• [Aim of the exercise]: Collect every line in the records below that contains the word "member".

• [Material supplied]:

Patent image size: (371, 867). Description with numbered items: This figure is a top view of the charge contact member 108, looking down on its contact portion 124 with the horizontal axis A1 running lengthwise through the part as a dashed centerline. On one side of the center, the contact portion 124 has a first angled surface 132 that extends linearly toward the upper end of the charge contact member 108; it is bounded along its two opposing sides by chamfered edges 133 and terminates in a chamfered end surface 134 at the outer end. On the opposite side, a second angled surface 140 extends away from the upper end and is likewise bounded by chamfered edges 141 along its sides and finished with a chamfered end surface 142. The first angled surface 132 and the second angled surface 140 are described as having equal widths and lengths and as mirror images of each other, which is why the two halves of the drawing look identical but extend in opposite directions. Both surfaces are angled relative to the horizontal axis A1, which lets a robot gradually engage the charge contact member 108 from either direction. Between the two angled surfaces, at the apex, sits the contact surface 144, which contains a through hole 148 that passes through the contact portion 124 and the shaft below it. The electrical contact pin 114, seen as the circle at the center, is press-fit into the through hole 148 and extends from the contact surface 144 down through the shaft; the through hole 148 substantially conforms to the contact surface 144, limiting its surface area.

* * *

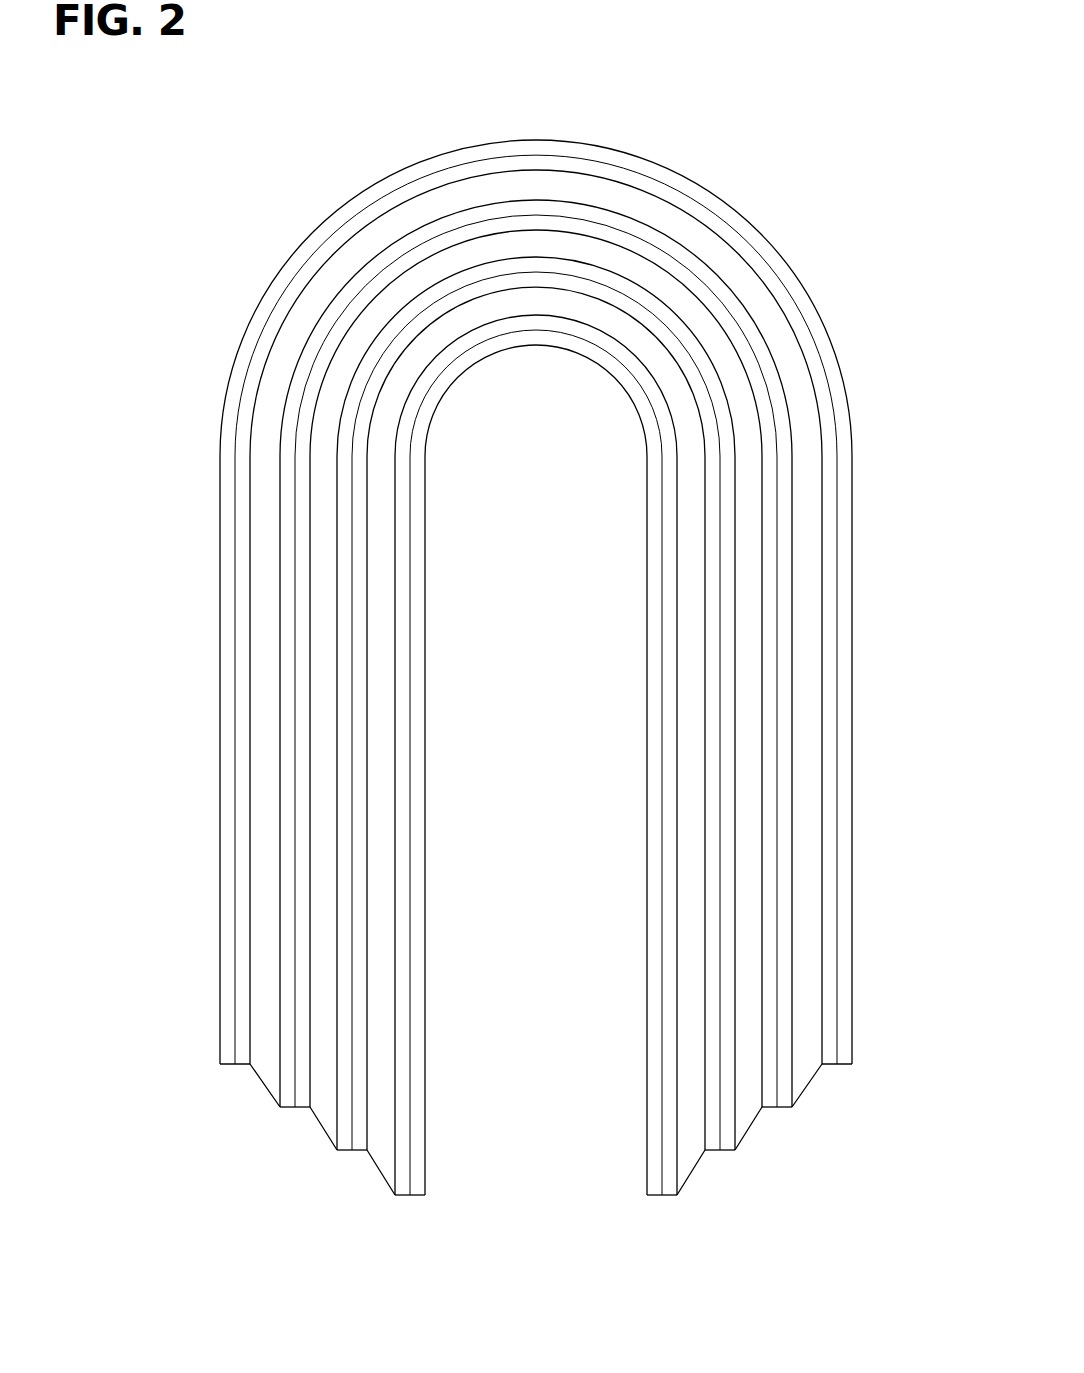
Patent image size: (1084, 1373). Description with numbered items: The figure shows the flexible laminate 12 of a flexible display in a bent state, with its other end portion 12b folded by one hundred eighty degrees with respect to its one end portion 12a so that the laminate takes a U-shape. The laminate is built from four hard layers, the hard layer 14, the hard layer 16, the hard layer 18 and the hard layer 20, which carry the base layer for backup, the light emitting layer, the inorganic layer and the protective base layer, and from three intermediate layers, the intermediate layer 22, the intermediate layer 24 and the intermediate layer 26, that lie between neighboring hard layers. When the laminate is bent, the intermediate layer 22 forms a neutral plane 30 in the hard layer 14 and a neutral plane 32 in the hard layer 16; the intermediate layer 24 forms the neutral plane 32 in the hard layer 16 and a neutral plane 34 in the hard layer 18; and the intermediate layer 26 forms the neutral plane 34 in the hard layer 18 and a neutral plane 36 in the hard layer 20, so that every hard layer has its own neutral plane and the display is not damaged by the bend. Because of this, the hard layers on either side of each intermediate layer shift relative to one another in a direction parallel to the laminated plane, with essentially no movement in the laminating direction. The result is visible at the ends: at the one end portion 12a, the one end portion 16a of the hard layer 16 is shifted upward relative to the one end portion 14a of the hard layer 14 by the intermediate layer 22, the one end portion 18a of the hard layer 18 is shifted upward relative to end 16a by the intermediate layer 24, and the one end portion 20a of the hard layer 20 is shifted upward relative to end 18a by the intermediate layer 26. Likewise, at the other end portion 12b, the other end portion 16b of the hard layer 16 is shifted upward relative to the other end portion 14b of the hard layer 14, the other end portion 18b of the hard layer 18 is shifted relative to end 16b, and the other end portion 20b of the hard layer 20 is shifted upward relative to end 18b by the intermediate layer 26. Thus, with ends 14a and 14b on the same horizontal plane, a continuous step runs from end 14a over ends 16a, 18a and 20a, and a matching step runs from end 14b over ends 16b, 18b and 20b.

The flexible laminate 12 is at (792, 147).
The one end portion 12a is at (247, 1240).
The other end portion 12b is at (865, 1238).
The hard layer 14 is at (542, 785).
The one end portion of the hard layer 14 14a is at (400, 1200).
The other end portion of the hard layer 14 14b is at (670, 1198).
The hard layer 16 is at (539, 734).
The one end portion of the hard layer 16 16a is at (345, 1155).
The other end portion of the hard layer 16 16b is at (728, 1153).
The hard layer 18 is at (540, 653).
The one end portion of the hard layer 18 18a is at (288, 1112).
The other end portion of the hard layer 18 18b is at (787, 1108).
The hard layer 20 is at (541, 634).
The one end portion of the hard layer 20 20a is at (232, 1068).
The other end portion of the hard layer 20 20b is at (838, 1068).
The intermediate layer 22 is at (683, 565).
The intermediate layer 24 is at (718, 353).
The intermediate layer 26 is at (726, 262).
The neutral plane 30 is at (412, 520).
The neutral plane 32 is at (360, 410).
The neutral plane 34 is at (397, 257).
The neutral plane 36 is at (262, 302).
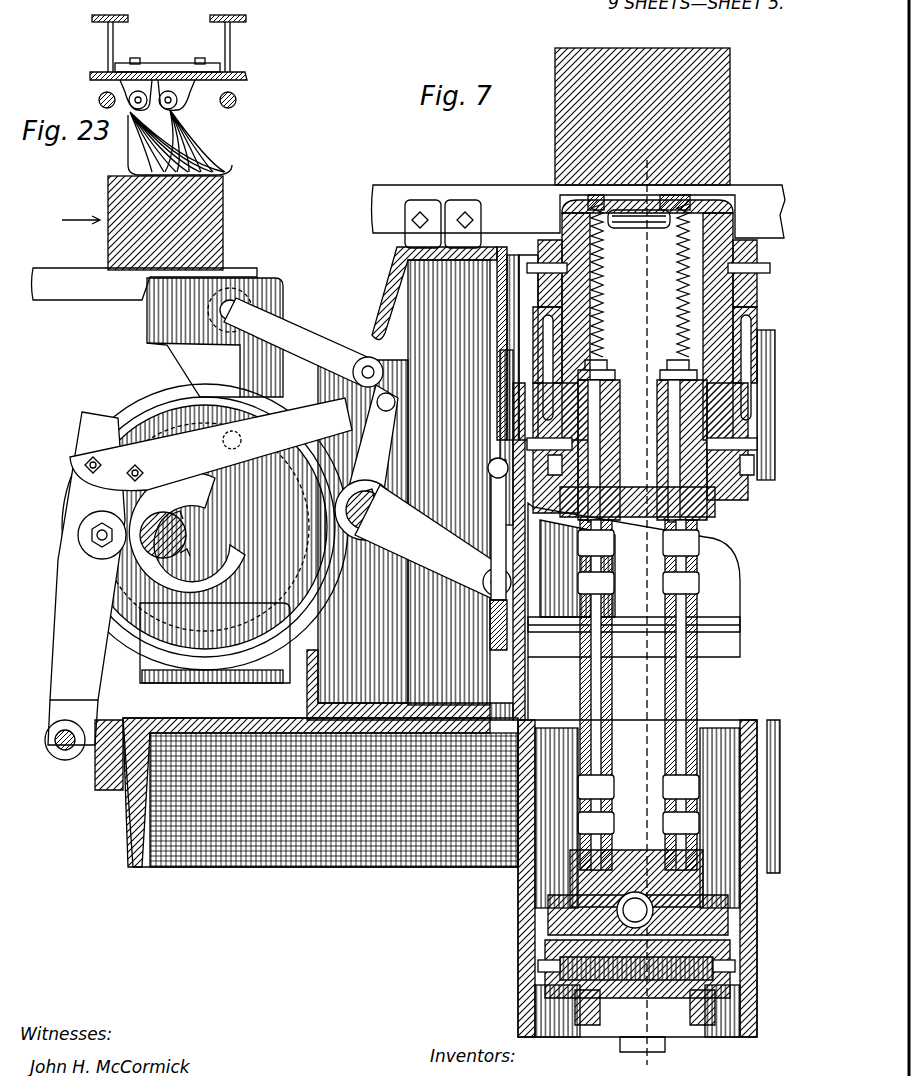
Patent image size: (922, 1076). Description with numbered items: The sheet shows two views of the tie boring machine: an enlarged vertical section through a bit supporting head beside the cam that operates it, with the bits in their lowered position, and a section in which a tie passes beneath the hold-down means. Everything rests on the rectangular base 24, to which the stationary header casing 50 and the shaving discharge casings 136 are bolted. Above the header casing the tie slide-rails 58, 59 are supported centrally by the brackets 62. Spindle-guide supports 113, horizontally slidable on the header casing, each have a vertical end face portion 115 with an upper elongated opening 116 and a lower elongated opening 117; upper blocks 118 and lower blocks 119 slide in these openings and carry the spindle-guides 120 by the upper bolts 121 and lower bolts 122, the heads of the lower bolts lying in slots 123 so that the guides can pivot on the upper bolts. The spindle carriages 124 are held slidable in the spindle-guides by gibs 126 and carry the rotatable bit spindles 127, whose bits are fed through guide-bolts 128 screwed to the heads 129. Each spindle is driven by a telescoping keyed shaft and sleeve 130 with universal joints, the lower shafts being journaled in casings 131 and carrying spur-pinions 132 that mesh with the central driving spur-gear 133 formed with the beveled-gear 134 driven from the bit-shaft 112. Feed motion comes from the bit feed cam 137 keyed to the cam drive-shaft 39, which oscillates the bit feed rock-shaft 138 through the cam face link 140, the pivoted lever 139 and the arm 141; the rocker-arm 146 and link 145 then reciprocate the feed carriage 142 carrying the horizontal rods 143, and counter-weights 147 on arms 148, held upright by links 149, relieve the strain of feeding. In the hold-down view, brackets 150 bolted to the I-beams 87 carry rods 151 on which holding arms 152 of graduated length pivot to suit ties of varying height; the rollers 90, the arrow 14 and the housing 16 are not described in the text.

• [Completed exercise]:
Patent image size: (371, 867). Description with numbered items: This figure is a top view of the charge contact member 108, looking down on its contact portion 124 with the horizontal axis A1 running lengthwise through the part as a dashed centerline. On one side of the center, the contact portion 124 has a first angled surface 132 that extends linearly toward the upper end of the charge contact member 108; it is bounded along its two opposing sides by chamfered edges 133 and terminates in a chamfered end surface 134 at the outer end. On the opposite side, a second angled surface 140 extends away from the upper end and is likewise bounded by chamfered edges 141 along its sides and finished with a chamfered end surface 142. The first angled surface 132 and the second angled surface 140 are described as having equal widths and lengths and as mirror images of each other, which is why the two halves of the drawing look identical but extend in opposite directions. Both surfaces are angled relative to the horizontal axis A1, which lets a robot gradually engage the charge contact member 108 from either direction. Between the two angled surfaces, at the apex, sits the contact surface 144, which contains a through hole 148 that passes through the contact portion 124 and the shaft below it. The electrical contact pin 114, seen as the circle at the center, is press-fit into the through hole 148 and extends from the contact surface 144 down through the shaft; the through hole 148 substantially conforms to the contact surface 144, limiting its surface area.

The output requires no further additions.